(Collected data)

begin

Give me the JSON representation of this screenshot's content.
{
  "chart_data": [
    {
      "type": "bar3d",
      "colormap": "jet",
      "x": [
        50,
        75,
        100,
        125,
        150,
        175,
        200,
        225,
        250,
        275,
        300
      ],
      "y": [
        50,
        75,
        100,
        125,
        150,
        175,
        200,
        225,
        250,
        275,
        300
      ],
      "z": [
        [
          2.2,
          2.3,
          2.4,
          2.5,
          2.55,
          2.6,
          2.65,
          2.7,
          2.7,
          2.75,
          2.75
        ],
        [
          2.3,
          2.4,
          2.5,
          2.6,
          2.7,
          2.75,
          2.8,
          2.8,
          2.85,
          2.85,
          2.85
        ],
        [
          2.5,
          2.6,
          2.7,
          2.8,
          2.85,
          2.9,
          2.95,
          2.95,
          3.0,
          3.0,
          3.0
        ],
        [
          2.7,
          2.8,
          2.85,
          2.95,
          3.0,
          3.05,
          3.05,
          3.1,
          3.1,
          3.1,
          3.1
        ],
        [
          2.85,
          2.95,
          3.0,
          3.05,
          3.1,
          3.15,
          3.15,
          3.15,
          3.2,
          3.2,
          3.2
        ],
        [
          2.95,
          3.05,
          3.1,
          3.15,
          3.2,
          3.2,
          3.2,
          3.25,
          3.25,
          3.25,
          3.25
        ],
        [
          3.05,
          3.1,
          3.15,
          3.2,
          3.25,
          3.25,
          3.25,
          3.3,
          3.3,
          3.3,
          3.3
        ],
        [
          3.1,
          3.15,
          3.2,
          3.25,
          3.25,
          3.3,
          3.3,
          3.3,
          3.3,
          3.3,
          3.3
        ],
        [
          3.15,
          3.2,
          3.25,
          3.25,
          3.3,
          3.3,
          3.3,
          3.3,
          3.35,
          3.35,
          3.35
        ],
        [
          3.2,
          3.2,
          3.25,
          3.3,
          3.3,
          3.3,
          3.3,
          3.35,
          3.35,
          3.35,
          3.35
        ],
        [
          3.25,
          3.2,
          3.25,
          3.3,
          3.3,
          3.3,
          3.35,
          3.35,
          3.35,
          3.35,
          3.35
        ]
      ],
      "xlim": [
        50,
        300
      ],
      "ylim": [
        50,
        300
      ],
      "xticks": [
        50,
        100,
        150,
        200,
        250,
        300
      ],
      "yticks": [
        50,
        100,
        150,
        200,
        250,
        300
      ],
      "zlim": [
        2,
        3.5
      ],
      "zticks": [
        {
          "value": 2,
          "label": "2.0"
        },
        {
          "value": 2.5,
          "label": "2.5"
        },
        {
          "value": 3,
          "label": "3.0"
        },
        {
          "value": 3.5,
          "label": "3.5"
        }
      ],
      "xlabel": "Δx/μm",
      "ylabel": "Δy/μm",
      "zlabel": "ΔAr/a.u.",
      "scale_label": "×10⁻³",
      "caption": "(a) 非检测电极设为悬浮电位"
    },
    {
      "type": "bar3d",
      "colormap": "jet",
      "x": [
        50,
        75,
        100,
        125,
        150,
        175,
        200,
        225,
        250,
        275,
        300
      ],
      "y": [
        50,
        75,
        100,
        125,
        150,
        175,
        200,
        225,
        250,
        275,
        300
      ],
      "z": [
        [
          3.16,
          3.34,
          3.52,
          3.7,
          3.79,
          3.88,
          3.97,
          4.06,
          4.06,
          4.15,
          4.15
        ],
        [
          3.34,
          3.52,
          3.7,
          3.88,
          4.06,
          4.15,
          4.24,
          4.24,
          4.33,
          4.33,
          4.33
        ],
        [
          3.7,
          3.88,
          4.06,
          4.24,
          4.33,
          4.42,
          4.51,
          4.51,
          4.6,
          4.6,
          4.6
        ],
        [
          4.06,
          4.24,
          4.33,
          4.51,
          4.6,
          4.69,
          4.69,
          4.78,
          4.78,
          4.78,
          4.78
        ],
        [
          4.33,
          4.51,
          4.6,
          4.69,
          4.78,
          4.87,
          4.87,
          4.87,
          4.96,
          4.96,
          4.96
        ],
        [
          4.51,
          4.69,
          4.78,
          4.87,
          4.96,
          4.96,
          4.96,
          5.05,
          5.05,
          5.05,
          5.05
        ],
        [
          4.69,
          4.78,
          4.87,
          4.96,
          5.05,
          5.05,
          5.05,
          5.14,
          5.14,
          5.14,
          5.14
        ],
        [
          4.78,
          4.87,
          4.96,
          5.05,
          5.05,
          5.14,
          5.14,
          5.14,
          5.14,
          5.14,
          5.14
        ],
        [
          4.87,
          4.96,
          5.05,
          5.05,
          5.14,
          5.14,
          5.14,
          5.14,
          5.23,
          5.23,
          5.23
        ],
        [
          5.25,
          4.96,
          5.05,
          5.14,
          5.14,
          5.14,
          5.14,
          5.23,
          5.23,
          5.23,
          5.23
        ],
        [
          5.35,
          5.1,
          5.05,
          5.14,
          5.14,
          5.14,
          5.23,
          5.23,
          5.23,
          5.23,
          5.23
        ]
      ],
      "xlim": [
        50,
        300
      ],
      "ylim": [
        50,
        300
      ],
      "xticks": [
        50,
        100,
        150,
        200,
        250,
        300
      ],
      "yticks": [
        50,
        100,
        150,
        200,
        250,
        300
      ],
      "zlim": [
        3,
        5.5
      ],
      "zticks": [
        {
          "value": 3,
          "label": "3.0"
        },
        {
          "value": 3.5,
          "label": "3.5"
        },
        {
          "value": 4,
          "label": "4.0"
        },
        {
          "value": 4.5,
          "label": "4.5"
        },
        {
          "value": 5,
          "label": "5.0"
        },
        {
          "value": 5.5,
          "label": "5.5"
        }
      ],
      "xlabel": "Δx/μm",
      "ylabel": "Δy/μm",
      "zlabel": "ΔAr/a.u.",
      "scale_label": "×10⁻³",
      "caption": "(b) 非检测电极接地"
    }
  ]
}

end

→ Task instructions
Every line of the data above should be reproduced word for word.

→ Reply
Give me the JSON representation of this screenshot's content.
{
  "chart_data": [
    {
      "type": "bar3d",
      "colormap": "jet",
      "x": [
        50,
        75,
        100,
        125,
        150,
        175,
        200,
        225,
        250,
        275,
        300
      ],
      "y": [
        50,
        75,
        100,
        125,
        150,
        175,
        200,
        225,
        250,
        275,
        300
      ],
      "z": [
        [
          2.2,
          2.3,
          2.4,
          2.5,
          2.55,
          2.6,
          2.65,
          2.7,
          2.7,
          2.75,
          2.75
        ],
        [
          2.3,
          2.4,
          2.5,
          2.6,
          2.7,
          2.75,
          2.8,
          2.8,
          2.85,
          2.85,
          2.85
        ],
        [
          2.5,
          2.6,
          2.7,
          2.8,
          2.85,
          2.9,
          2.95,
          2.95,
          3.0,
          3.0,
          3.0
        ],
        [
          2.7,
          2.8,
          2.85,
          2.95,
          3.0,
          3.05,
          3.05,
          3.1,
          3.1,
          3.1,
          3.1
        ],
        [
          2.85,
          2.95,
          3.0,
          3.05,
          3.1,
          3.15,
          3.15,
          3.15,
          3.2,
          3.2,
          3.2
        ],
        [
          2.95,
          3.05,
          3.1,
          3.15,
          3.2,
          3.2,
          3.2,
          3.25,
          3.25,
          3.25,
          3.25
        ],
        [
          3.05,
          3.1,
          3.15,
          3.2,
          3.25,
          3.25,
          3.25,
          3.3,
          3.3,
          3.3,
          3.3
        ],
        [
          3.1,
          3.15,
          3.2,
          3.25,
          3.25,
          3.3,
          3.3,
          3.3,
          3.3,
          3.3,
          3.3
        ],
        [
          3.15,
          3.2,
          3.25,
          3.25,
          3.3,
          3.3,
          3.3,
          3.3,
          3.35,
          3.35,
          3.35
        ],
        [
          3.2,
          3.2,
          3.25,
          3.3,
          3.3,
          3.3,
          3.3,
          3.35,
          3.35,
          3.35,
          3.35
        ],
        [
          3.25,
          3.2,
          3.25,
          3.3,
          3.3,
          3.3,
          3.35,
          3.35,
          3.35,
          3.35,
          3.35
        ]
      ],
      "xlim": [
        50,
        300
      ],
      "ylim": [
        50,
        300
      ],
      "xticks": [
        50,
        100,
        150,
        200,
        250,
        300
      ],
      "yticks": [
        50,
        100,
        150,
        200,
        250,
        300
      ],
      "zlim": [
        2,
        3.5
      ],
      "zticks": [
        {
          "value": 2,
          "label": "2.0"
        },
        {
          "value": 2.5,
          "label": "2.5"
        },
        {
          "value": 3,
          "label": "3.0"
        },
        {
          "value": 3.5,
          "label": "3.5"
        }
      ],
      "xlabel": "Δx/μm",
      "ylabel": "Δy/μm",
      "zlabel": "ΔAr/a.u.",
      "scale_label": "×10⁻³",
      "caption": "(a) 非检测电极设为悬浮电位"
    },
    {
      "type": "bar3d",
      "colormap": "jet",
      "x": [
        50,
        75,
        100,
        125,
        150,
        175,
        200,
        225,
        250,
        275,
        300
      ],
      "y": [
        50,
        75,
        100,
        125,
        150,
        175,
        200,
        225,
        250,
        275,
        300
      ],
      "z": [
        [
          3.16,
          3.34,
          3.52,
          3.7,
          3.79,
          3.88,
          3.97,
          4.06,
          4.06,
          4.15,
          4.15
        ],
        [
          3.34,
          3.52,
          3.7,
          3.88,
          4.06,
          4.15,
          4.24,
          4.24,
          4.33,
          4.33,
          4.33
        ],
        [
          3.7,
          3.88,
          4.06,
          4.24,
          4.33,
          4.42,
          4.51,
          4.51,
          4.6,
          4.6,
          4.6
        ],
        [
          4.06,
          4.24,
          4.33,
          4.51,
          4.6,
          4.69,
          4.69,
          4.78,
          4.78,
          4.78,
          4.78
        ],
        [
          4.33,
          4.51,
          4.6,
          4.69,
          4.78,
          4.87,
          4.87,
          4.87,
          4.96,
          4.96,
          4.96
        ],
        [
          4.51,
          4.69,
          4.78,
          4.87,
          4.96,
          4.96,
          4.96,
          5.05,
          5.05,
          5.05,
          5.05
        ],
        [
          4.69,
          4.78,
          4.87,
          4.96,
          5.05,
          5.05,
          5.05,
          5.14,
          5.14,
          5.14,
          5.14
        ],
        [
          4.78,
          4.87,
          4.96,
          5.05,
          5.05,
          5.14,
          5.14,
          5.14,
          5.14,
          5.14,
          5.14
        ],
        [
          4.87,
          4.96,
          5.05,
          5.05,
          5.14,
          5.14,
          5.14,
          5.14,
          5.23,
          5.23,
          5.23
        ],
        [
          5.25,
          4.96,
          5.05,
          5.14,
          5.14,
          5.14,
          5.14,
          5.23,
          5.23,
          5.23,
          5.23
        ],
        [
          5.35,
          5.1,
          5.05,
          5.14,
          5.14,
          5.14,
          5.23,
          5.23,
          5.23,
          5.23,
          5.23
        ]
      ],
      "xlim": [
        50,
        300
      ],
      "ylim": [
        50,
        300
      ],
      "xticks": [
        50,
        100,
        150,
        200,
        250,
        300
      ],
      "yticks": [
        50,
        100,
        150,
        200,
        250,
        300
      ],
      "zlim": [
        3,
        5.5
      ],
      "zticks": [
        {
          "value": 3,
          "label": "3.0"
        },
        {
          "value": 3.5,
          "label": "3.5"
        },
        {
          "value": 4,
          "label": "4.0"
        },
        {
          "value": 4.5,
          "label": "4.5"
        },
        {
          "value": 5,
          "label": "5.0"
        },
        {
          "value": 5.5,
          "label": "5.5"
        }
      ],
      "xlabel": "Δx/μm",
      "ylabel": "Δy/μm",
      "zlabel": "ΔAr/a.u.",
      "scale_label": "×10⁻³",
      "caption": "(b) 非检测电极接地"
    }
  ]
}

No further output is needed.